**Written problem**:
Count the lines in the data below where the string "Retroactive" occurs, please, and give the number alone.

**Data provided**:

==============================

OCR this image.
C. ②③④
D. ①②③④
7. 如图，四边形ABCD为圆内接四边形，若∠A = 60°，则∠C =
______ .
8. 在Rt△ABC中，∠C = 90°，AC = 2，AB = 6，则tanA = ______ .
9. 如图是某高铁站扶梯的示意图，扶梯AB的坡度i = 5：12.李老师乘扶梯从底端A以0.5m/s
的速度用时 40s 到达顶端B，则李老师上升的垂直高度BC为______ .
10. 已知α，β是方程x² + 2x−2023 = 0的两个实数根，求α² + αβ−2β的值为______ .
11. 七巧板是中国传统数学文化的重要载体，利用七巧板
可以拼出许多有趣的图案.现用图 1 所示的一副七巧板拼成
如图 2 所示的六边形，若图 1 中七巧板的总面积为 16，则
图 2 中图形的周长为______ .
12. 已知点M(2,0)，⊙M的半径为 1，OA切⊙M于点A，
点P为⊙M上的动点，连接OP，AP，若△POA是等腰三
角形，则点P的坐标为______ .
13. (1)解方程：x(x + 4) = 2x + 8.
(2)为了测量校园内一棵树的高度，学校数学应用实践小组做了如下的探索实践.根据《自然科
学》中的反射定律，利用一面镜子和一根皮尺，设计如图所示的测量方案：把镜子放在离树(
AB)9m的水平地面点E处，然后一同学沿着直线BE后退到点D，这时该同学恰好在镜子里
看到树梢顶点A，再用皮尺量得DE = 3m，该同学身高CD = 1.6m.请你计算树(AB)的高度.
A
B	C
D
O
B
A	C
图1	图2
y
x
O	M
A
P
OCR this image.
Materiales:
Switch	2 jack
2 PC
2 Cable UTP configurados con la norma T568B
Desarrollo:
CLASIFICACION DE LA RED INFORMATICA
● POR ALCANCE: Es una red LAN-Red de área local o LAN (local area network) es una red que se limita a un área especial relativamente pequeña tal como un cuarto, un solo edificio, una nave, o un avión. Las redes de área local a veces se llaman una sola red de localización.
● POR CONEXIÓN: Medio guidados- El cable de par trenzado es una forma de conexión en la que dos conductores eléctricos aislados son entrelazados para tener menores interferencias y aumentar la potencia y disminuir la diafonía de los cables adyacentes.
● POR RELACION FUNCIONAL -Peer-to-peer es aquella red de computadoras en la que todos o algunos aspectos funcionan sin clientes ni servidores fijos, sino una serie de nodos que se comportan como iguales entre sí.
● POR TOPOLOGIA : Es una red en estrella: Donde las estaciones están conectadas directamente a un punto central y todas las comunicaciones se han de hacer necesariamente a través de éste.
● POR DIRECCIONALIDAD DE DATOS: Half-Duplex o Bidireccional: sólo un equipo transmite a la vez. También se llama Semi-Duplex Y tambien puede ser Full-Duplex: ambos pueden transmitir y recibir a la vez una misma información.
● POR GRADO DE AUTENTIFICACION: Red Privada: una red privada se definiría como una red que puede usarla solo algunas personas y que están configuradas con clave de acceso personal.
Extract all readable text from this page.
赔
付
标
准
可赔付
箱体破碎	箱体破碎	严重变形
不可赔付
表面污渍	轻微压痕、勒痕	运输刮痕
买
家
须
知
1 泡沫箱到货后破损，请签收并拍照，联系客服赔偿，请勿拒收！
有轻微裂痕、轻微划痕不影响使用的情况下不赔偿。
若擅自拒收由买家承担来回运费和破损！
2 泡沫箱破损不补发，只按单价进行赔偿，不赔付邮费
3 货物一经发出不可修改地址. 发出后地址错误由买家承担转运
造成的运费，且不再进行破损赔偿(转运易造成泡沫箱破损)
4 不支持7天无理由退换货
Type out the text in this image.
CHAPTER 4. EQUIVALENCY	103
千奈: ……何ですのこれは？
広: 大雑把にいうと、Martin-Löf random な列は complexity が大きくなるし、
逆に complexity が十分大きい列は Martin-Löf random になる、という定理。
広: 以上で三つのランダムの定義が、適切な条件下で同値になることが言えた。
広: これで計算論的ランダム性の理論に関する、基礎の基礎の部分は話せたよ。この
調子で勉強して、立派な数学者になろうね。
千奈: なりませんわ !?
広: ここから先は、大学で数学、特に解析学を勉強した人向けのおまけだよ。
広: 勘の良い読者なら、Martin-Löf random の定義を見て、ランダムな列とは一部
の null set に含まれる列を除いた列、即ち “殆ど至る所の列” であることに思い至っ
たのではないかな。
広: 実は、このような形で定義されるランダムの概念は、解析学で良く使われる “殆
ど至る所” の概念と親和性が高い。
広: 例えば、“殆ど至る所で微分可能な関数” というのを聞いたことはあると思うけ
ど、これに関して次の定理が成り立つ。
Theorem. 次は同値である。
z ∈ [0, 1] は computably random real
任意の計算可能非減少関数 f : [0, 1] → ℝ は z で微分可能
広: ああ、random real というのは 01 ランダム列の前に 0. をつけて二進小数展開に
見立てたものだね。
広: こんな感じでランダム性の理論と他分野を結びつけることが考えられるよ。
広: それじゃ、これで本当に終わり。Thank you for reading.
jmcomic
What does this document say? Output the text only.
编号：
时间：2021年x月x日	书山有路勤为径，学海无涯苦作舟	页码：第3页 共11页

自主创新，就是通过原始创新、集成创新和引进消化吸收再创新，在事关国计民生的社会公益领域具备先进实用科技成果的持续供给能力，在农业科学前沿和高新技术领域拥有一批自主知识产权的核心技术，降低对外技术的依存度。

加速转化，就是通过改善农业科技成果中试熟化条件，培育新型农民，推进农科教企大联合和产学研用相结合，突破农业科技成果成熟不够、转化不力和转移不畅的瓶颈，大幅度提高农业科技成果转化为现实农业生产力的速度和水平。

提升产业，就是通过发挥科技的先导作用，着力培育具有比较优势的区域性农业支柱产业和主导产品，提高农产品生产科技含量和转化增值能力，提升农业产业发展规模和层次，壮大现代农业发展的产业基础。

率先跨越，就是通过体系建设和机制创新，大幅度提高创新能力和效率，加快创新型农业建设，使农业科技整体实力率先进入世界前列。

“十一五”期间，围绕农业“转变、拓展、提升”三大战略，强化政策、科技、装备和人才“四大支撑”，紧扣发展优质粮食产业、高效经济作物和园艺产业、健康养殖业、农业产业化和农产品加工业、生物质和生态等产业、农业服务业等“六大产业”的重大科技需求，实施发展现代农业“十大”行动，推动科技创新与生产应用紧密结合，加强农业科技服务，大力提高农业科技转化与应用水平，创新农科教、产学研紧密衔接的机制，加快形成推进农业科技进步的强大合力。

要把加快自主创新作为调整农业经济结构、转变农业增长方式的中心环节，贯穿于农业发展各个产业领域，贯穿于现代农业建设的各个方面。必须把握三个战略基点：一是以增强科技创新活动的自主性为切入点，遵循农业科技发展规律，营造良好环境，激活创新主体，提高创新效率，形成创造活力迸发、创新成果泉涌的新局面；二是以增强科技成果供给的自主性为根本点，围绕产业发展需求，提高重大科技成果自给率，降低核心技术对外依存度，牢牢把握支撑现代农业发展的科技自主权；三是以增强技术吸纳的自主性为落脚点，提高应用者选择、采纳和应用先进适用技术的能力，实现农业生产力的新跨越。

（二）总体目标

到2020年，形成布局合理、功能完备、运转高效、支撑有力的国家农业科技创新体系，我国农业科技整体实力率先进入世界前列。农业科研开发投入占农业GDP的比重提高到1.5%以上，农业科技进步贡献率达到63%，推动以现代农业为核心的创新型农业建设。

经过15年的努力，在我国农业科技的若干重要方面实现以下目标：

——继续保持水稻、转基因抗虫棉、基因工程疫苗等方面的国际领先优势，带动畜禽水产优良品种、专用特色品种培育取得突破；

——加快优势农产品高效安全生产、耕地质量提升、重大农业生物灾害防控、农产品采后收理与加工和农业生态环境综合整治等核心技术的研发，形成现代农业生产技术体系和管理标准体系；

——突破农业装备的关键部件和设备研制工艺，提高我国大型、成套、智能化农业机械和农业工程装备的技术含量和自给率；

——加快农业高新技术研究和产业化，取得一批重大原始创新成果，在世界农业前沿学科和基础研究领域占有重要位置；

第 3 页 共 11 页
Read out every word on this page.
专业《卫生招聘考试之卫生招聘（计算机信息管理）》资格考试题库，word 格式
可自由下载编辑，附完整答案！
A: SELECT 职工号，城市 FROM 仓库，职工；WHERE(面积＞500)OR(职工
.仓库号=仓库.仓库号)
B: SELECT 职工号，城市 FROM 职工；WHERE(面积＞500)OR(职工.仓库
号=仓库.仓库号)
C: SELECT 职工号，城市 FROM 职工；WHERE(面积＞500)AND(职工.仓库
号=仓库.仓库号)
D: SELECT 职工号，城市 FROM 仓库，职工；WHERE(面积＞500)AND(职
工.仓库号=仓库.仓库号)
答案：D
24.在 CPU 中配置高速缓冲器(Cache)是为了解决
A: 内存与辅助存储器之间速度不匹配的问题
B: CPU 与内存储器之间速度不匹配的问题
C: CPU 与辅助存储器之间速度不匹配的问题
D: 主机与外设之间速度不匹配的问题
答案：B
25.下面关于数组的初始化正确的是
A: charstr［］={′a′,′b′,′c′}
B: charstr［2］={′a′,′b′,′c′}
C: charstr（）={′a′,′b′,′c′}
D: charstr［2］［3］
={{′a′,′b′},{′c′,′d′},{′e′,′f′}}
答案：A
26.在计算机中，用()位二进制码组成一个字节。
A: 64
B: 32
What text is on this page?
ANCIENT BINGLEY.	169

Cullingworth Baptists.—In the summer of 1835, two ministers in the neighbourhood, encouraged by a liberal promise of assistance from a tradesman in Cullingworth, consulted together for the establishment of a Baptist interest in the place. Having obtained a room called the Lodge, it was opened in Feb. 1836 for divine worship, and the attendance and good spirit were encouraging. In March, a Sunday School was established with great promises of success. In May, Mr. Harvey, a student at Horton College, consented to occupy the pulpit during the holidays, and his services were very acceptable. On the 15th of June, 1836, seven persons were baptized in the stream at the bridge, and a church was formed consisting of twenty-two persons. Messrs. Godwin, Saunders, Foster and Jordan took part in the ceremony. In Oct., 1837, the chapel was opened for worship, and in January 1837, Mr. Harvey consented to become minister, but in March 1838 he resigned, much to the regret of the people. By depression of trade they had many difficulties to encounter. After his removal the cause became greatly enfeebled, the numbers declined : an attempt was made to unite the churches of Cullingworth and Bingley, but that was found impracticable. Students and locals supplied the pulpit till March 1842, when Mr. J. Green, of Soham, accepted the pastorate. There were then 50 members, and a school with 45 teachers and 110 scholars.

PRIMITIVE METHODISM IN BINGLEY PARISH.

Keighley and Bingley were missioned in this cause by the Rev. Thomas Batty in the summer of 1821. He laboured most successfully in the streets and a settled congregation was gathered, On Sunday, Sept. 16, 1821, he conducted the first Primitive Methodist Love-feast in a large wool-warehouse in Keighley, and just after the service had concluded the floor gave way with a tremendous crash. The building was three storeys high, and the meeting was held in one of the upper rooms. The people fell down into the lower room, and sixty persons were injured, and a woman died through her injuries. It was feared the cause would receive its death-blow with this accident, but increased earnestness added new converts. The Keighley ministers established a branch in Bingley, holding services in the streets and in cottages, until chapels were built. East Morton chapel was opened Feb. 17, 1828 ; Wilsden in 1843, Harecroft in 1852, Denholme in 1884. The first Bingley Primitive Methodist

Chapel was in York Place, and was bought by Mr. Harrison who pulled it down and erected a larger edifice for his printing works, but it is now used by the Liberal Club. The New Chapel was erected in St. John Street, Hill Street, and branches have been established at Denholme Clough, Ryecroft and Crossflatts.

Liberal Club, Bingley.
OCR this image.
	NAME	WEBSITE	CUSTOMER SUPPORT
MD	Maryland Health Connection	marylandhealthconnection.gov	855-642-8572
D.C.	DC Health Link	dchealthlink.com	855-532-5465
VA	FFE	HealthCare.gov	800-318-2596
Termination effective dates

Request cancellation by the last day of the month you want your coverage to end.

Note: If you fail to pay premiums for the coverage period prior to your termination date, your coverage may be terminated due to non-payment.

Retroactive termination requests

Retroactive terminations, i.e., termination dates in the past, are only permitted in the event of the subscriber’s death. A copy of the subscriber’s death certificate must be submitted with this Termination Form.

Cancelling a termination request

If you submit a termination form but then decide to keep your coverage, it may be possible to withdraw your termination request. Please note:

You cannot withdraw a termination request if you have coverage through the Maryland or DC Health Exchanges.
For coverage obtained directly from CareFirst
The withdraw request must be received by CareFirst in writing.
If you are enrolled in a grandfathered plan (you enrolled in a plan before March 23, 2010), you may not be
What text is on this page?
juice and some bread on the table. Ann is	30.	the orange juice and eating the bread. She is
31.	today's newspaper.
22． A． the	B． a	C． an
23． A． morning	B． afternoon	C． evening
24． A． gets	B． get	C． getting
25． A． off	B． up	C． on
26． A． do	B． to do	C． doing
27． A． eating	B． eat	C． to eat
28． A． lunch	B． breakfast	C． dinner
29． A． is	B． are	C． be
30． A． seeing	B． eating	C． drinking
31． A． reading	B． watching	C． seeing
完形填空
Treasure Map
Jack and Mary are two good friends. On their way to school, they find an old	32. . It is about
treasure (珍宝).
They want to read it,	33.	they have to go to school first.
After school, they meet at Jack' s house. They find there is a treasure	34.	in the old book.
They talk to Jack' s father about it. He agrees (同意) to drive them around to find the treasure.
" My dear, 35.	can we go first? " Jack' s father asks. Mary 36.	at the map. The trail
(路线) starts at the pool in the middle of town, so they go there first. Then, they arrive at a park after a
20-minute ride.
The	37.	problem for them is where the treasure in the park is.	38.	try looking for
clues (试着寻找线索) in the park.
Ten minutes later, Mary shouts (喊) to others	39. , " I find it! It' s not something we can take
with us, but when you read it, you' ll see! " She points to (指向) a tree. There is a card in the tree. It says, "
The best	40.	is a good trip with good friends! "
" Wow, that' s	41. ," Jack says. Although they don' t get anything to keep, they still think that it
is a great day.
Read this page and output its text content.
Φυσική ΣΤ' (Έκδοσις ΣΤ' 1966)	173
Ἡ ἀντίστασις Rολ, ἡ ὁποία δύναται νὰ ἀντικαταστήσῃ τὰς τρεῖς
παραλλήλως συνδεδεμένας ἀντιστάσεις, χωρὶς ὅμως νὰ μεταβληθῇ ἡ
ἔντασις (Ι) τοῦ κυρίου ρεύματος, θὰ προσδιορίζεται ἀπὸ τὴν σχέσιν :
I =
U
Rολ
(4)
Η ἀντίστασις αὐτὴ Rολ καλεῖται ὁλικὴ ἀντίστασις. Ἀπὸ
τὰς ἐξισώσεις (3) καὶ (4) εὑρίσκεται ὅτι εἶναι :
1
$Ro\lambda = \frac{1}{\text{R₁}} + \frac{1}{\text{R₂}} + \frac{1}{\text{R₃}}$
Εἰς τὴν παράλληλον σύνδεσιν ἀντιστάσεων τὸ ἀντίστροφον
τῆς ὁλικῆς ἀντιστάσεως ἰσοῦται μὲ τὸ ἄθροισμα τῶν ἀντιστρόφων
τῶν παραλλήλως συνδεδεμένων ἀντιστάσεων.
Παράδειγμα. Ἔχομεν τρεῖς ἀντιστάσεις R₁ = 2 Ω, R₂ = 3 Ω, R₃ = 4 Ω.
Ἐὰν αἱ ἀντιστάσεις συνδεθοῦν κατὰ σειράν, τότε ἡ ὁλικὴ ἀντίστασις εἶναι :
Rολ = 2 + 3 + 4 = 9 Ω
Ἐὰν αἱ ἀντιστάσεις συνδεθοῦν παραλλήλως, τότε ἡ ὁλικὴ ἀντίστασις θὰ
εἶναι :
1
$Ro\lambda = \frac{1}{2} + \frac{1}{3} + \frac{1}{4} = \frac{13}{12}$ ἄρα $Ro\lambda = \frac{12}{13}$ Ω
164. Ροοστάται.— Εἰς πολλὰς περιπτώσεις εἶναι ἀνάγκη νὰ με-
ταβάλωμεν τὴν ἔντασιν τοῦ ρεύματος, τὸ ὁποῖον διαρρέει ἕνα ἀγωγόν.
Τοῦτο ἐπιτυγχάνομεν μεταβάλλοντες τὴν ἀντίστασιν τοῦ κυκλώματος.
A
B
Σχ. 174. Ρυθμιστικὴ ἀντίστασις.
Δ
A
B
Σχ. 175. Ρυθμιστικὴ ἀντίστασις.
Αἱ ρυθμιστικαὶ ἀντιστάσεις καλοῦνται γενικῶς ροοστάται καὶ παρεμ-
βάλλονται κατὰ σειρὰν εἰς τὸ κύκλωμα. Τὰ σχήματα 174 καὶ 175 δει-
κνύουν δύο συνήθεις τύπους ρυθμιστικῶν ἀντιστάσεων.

==============================

**Task answer**:
2